• [The exercise]:
Leave the pictures out. Return all other data exactly.

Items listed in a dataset
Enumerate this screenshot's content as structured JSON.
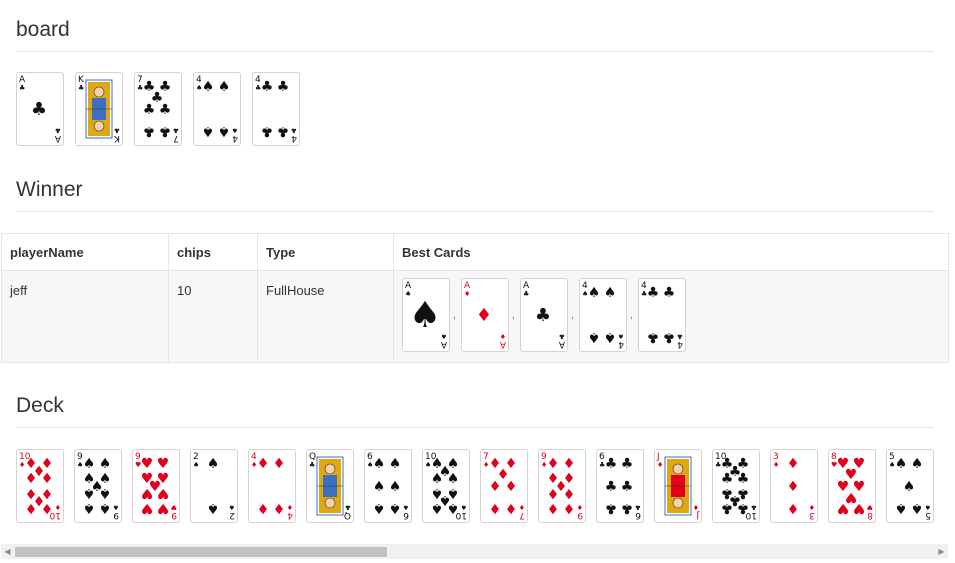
{
  "board": {
    "title": "board",
    "cards": [
      {
        "rank": "A",
        "suit": "clubs"
      },
      {
        "rank": "K",
        "suit": "clubs",
        "face": true
      },
      {
        "rank": "7",
        "suit": "clubs"
      },
      {
        "rank": "4",
        "suit": "spades"
      },
      {
        "rank": "4",
        "suit": "clubs"
      }
    ]
  },
  "winner": {
    "title": "Winner",
    "columns": [
      "playerName",
      "chips",
      "Type",
      "Best Cards"
    ],
    "rows": [
      {
        "playerName": "jeff",
        "chips": "10",
        "type": "FullHouse",
        "best_cards": [
          {
            "rank": "A",
            "suit": "spades",
            "big": true
          },
          {
            "rank": "A",
            "suit": "diamonds"
          },
          {
            "rank": "A",
            "suit": "clubs"
          },
          {
            "rank": "4",
            "suit": "spades"
          },
          {
            "rank": "4",
            "suit": "clubs"
          }
        ],
        "separator": ","
      }
    ]
  },
  "deck": {
    "title": "Deck",
    "cards": [
      {
        "rank": "10",
        "suit": "diamonds"
      },
      {
        "rank": "9",
        "suit": "spades"
      },
      {
        "rank": "9",
        "suit": "hearts"
      },
      {
        "rank": "2",
        "suit": "spades"
      },
      {
        "rank": "4",
        "suit": "diamonds"
      },
      {
        "rank": "Q",
        "suit": "clubs",
        "face": true
      },
      {
        "rank": "6",
        "suit": "spades"
      },
      {
        "rank": "10",
        "suit": "spades"
      },
      {
        "rank": "7",
        "suit": "diamonds"
      },
      {
        "rank": "9",
        "suit": "diamonds"
      },
      {
        "rank": "6",
        "suit": "clubs"
      },
      {
        "rank": "J",
        "suit": "diamonds",
        "face": true
      },
      {
        "rank": "10",
        "suit": "clubs"
      },
      {
        "rank": "3",
        "suit": "diamonds"
      },
      {
        "rank": "8",
        "suit": "hearts"
      },
      {
        "rank": "5",
        "suit": "spades"
      }
    ]
  },
  "scrollbar": {
    "left_arrow": "◀",
    "right_arrow": "▶",
    "position_fraction": 0.0,
    "visible_fraction": 0.39
  },
  "colors": {
    "red": "#e0001b",
    "black": "#111111",
    "face_blue": "#3a6fc4",
    "face_gold": "#e0a810"
  }
}
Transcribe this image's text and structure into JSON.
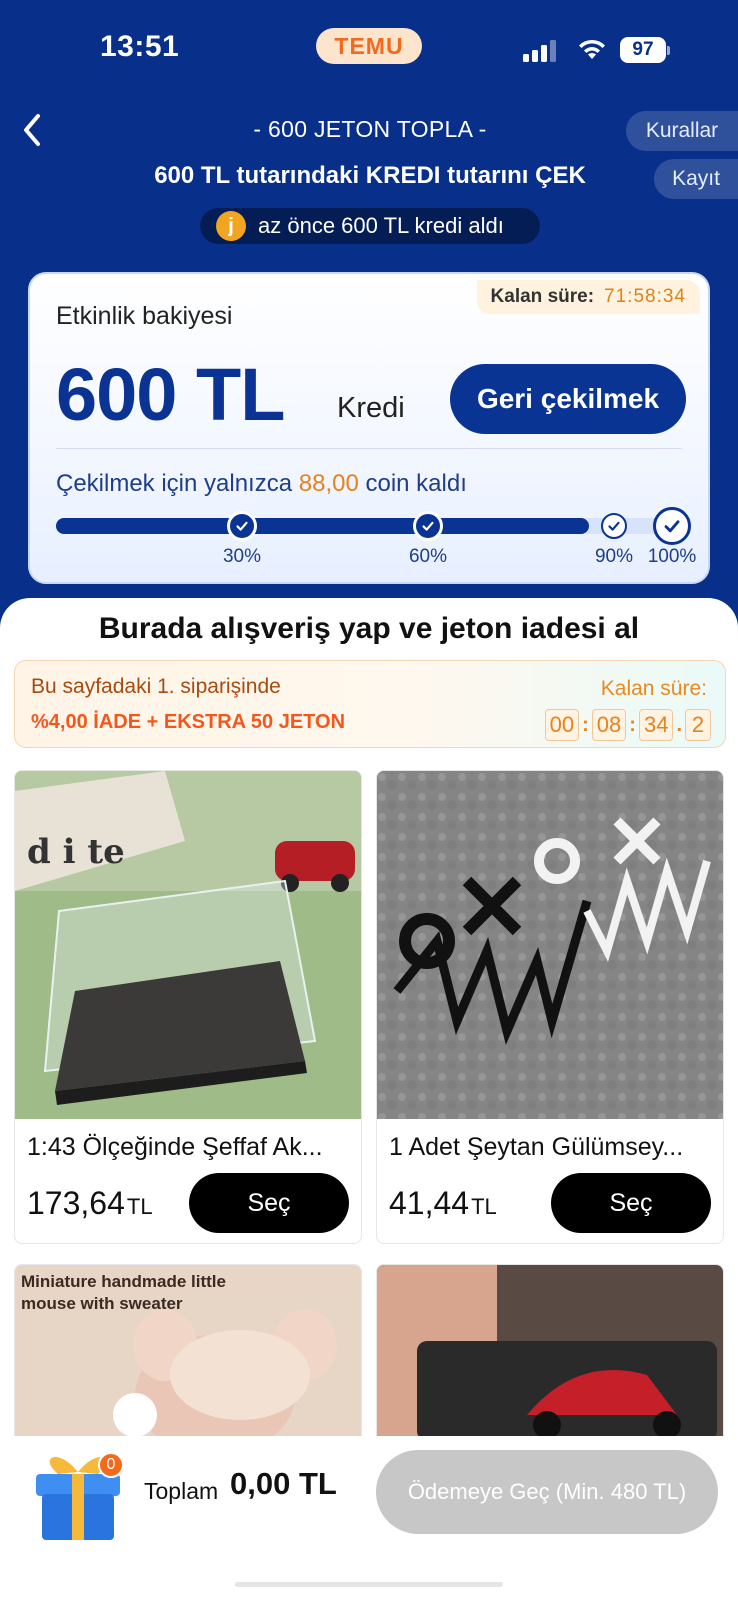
{
  "status_bar": {
    "time": "13:51",
    "app_badge": "TEMU",
    "battery": "97"
  },
  "header": {
    "title": "- 600 JETON TOPLA -",
    "subtitle": "600 TL tutarındaki KREDI tutarını ÇEK",
    "rules_label": "Kurallar",
    "record_label": "Kayıt",
    "ticker_coin": "j",
    "ticker_text": "az önce 600 TL kredi aldı"
  },
  "balance": {
    "time_label": "Kalan süre:",
    "time_value": "71:58:34",
    "label": "Etkinlik bakiyesi",
    "amount": "600 TL",
    "unit": "Kredi",
    "withdraw_label": "Geri çekilmek",
    "remaining_prefix": "Çekilmek için yalnızca",
    "remaining_amount": "88,00",
    "remaining_suffix": "coin kaldı",
    "progress": 0.86,
    "milestones": [
      {
        "label": "30%",
        "value": 0.3,
        "reached": true
      },
      {
        "label": "60%",
        "value": 0.6,
        "reached": true
      },
      {
        "label": "90%",
        "value": 0.9,
        "reached": false
      },
      {
        "label": "100%",
        "value": 1.0,
        "reached": false
      }
    ]
  },
  "section": {
    "title": "Burada alışveriş yap ve jeton iadesi al"
  },
  "promo": {
    "line1": "Bu sayfadaki 1. siparişinde",
    "refund": "%4,00 İADE",
    "plus": "+",
    "extra": "EKSTRA 50 JETON",
    "time_label": "Kalan süre:",
    "clock": {
      "h": "00",
      "m": "08",
      "s": "34",
      "f": "2"
    }
  },
  "products": [
    {
      "title": "1:43 Ölçeğinde Şeffaf Ak...",
      "price": "173,64",
      "currency": "TL",
      "button": "Seç"
    },
    {
      "title": "1 Adet Şeytan Gülümsey...",
      "price": "41,44",
      "currency": "TL",
      "button": "Seç"
    },
    {
      "image_text": "Miniature handmade little mouse with sweater"
    },
    {}
  ],
  "bottom": {
    "gift_count": "0",
    "total_label": "Toplam",
    "total_value": "0,00 TL",
    "checkout_label": "Ödemeye Geç (Min. 480 TL)"
  },
  "colors": {
    "primary": "#0a3494",
    "background": "#08308a",
    "accent": "#e8821c",
    "temu": "#f46a1c"
  }
}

• [Written solution]:
Enumerate this screenshot's content as structured JSON.
{
  "board": {
    "title": "board",
    "cards": [
      {
        "rank": "A",
        "suit": "clubs"
      },
      {
        "rank": "K",
        "suit": "clubs",
        "face": true
      },
      {
        "rank": "7",
        "suit": "clubs"
      },
      {
        "rank": "4",
        "suit": "spades"
      },
      {
        "rank": "4",
        "suit": "clubs"
      }
    ]
  },
  "winner": {
    "title": "Winner",
    "columns": [
      "playerName",
      "chips",
      "Type",
      "Best Cards"
    ],
    "rows": [
      {
        "playerName": "jeff",
        "chips": "10",
        "type": "FullHouse",
        "best_cards": [
          {
            "rank": "A",
            "suit": "spades",
            "big": true
          },
          {
            "rank": "A",
            "suit": "diamonds"
          },
          {
            "rank": "A",
            "suit": "clubs"
          },
          {
            "rank": "4",
            "suit": "spades"
          },
          {
            "rank": "4",
            "suit": "clubs"
          }
        ],
        "separator": ","
      }
    ]
  },
  "deck": {
    "title": "Deck",
    "cards": [
      {
        "rank": "10",
        "suit": "diamonds"
      },
      {
        "rank": "9",
        "suit": "spades"
      },
      {
        "rank": "9",
        "suit": "hearts"
      },
      {
        "rank": "2",
        "suit": "spades"
      },
      {
        "rank": "4",
        "suit": "diamonds"
      },
      {
        "rank": "Q",
        "suit": "clubs",
        "face": true
      },
      {
        "rank": "6",
        "suit": "spades"
      },
      {
        "rank": "10",
        "suit": "spades"
      },
      {
        "rank": "7",
        "suit": "diamonds"
      },
      {
        "rank": "9",
        "suit": "diamonds"
      },
      {
        "rank": "6",
        "suit": "clubs"
      },
      {
        "rank": "J",
        "suit": "diamonds",
        "face": true
      },
      {
        "rank": "10",
        "suit": "clubs"
      },
      {
        "rank": "3",
        "suit": "diamonds"
      },
      {
        "rank": "8",
        "suit": "hearts"
      },
      {
        "rank": "5",
        "suit": "spades"
      }
    ]
  },
  "scrollbar": {
    "left_arrow": "◀",
    "right_arrow": "▶",
    "position_fraction": 0.0,
    "visible_fraction": 0.39
  },
  "colors": {
    "red": "#e0001b",
    "black": "#111111",
    "face_blue": "#3a6fc4",
    "face_gold": "#e0a810"
  }
}
Transcribe this image's text and structure into JSON.
{
  "status_bar": {
    "time": "13:51",
    "app_badge": "TEMU",
    "battery": "97"
  },
  "header": {
    "title": "- 600 JETON TOPLA -",
    "subtitle": "600 TL tutarındaki KREDI tutarını ÇEK",
    "rules_label": "Kurallar",
    "record_label": "Kayıt",
    "ticker_coin": "j",
    "ticker_text": "az önce 600 TL kredi aldı"
  },
  "balance": {
    "time_label": "Kalan süre:",
    "time_value": "71:58:34",
    "label": "Etkinlik bakiyesi",
    "amount": "600 TL",
    "unit": "Kredi",
    "withdraw_label": "Geri çekilmek",
    "remaining_prefix": "Çekilmek için yalnızca",
    "remaining_amount": "88,00",
    "remaining_suffix": "coin kaldı",
    "progress": 0.86,
    "milestones": [
      {
        "label": "30%",
        "value": 0.3,
        "reached": true
      },
      {
        "label": "60%",
        "value": 0.6,
        "reached": true
      },
      {
        "label": "90%",
        "value": 0.9,
        "reached": false
      },
      {
        "label": "100%",
        "value": 1.0,
        "reached": false
      }
    ]
  },
  "section": {
    "title": "Burada alışveriş yap ve jeton iadesi al"
  },
  "promo": {
    "line1": "Bu sayfadaki 1. siparişinde",
    "refund": "%4,00 İADE",
    "plus": "+",
    "extra": "EKSTRA 50 JETON",
    "time_label": "Kalan süre:",
    "clock": {
      "h": "00",
      "m": "08",
      "s": "34",
      "f": "2"
    }
  },
  "products": [
    {
      "title": "1:43 Ölçeğinde Şeffaf Ak...",
      "price": "173,64",
      "currency": "TL",
      "button": "Seç"
    },
    {
      "title": "1 Adet Şeytan Gülümsey...",
      "price": "41,44",
      "currency": "TL",
      "button": "Seç"
    },
    {
      "image_text": "Miniature handmade little mouse with sweater"
    },
    {}
  ],
  "bottom": {
    "gift_count": "0",
    "total_label": "Toplam",
    "total_value": "0,00 TL",
    "checkout_label": "Ödemeye Geç (Min. 480 TL)"
  },
  "colors": {
    "primary": "#0a3494",
    "background": "#08308a",
    "accent": "#e8821c",
    "temu": "#f46a1c"
  }
}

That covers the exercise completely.